### Uraian Latihan
Tampilkan secara persis bagian teks tentang PT Freeport Indonesia, dari "Sejarah Kontrak Karya" sampai "beroperasi tahun 1973.".

### Teks Kutipan
PT Freeport Indonesia adalah sebuah perusahaan afiliasi
dari Freeport-McMoRan Copper & Gold Inc.. PT Freeport Indonesia
menambang, memproses dan melakukan eksplorasi terhadap bijih yang mengandung
tembaga, emas, dan perak. Beroperasi di daerah dataran tinggi di kabupaten
Mimika, provinsi Papua, Indonesia. Freeport Indonesia memasarkan
konsentrat yang mengandung tembaga, emas dan perak ke seluruh penjuru dunia.
Sejarah Kontrak Karya
·
1936 – Jacques Dozy menemukan cadangan ‘Ertsberg’.
·
1960 – Ekspedisi Forbes Wilson untuk menemukan kembali
‘Ertsberg’.
·
1967 – Kontrak Karya I (Freeport Indonesia Inc.) berlaku
selama 30 tahun sejak mulai beroperasi tahun 1973.
·
1988 – Freeport menemukan cadangan Grasberg. Investasi yang
besar dan risiko tinggi, sehingga memerlukan jaminan investasi jangka panjang.
·
1991 – Kontrak Karya II (PT Freeport Indonesia) berlaku 30
tahun dengan periode produksi akan berakhir pada tahun 2021, serta kemungkinan
perpanjangan 2x10 tahun (sampai tahun 2041)

### Catatan yang Disediakan
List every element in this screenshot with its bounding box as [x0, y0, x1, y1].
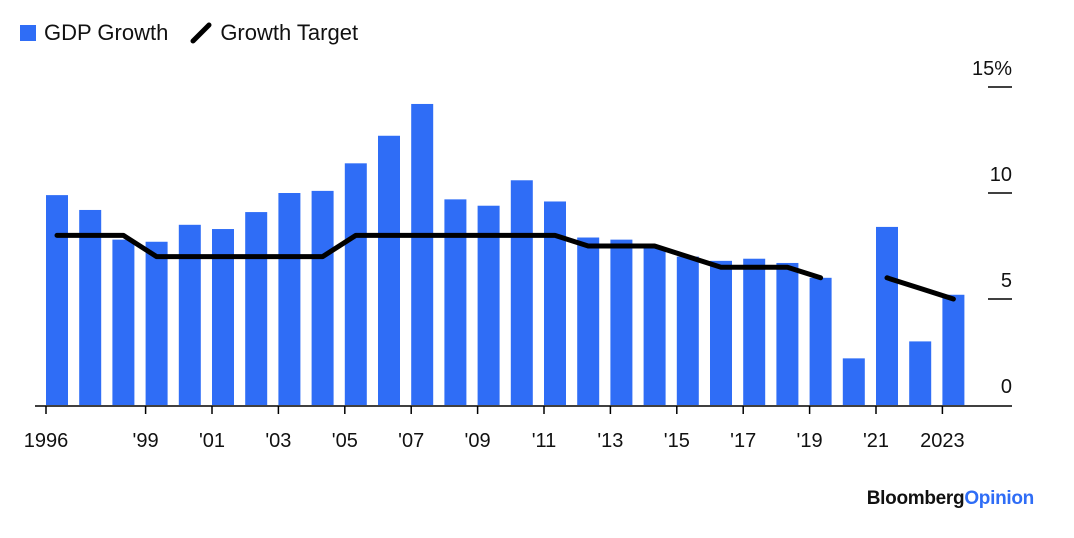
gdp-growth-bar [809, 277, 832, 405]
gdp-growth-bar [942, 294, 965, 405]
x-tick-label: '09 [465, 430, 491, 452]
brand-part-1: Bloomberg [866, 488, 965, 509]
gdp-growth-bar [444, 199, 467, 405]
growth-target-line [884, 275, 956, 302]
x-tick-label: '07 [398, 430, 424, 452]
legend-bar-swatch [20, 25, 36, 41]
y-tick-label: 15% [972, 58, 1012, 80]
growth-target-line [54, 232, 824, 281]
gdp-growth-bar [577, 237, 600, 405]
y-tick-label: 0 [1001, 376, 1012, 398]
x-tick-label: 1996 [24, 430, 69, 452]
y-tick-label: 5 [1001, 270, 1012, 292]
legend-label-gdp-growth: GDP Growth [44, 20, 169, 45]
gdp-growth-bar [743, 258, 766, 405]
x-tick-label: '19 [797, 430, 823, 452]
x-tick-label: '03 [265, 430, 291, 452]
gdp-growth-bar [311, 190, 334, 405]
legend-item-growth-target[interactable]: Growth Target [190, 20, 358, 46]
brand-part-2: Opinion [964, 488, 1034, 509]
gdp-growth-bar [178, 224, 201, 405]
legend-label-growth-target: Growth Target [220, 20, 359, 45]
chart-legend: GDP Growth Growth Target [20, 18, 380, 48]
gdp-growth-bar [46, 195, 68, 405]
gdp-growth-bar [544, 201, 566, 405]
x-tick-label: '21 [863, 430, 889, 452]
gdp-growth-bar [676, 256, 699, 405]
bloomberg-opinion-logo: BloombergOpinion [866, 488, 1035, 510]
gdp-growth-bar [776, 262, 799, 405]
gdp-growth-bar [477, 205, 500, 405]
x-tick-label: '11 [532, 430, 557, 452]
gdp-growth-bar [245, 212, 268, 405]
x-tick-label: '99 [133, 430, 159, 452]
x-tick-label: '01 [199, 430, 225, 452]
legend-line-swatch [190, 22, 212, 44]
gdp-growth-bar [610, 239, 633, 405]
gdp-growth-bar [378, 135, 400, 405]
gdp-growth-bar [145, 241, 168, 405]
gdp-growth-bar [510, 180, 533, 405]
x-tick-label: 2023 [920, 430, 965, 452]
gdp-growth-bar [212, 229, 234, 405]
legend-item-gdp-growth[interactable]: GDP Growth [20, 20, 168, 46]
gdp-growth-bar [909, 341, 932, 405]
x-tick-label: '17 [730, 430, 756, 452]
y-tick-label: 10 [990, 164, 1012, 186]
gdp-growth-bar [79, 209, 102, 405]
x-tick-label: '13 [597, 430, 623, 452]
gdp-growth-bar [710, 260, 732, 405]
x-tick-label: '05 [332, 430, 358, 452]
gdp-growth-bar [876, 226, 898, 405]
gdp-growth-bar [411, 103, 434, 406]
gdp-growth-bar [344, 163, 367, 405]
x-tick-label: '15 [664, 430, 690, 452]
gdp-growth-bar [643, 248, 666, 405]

### Hasil
Sejarah Kontrak Karya
·
1936 – Jacques Dozy menemukan cadangan ‘Ertsberg’.
·
1960 – Ekspedisi Forbes Wilson untuk menemukan kembali
‘Ertsberg’.
·
1967 – Kontrak Karya I (Freeport Indonesia Inc.) berlaku
selama 30 tahun sejak mulai beroperasi tahun 1973.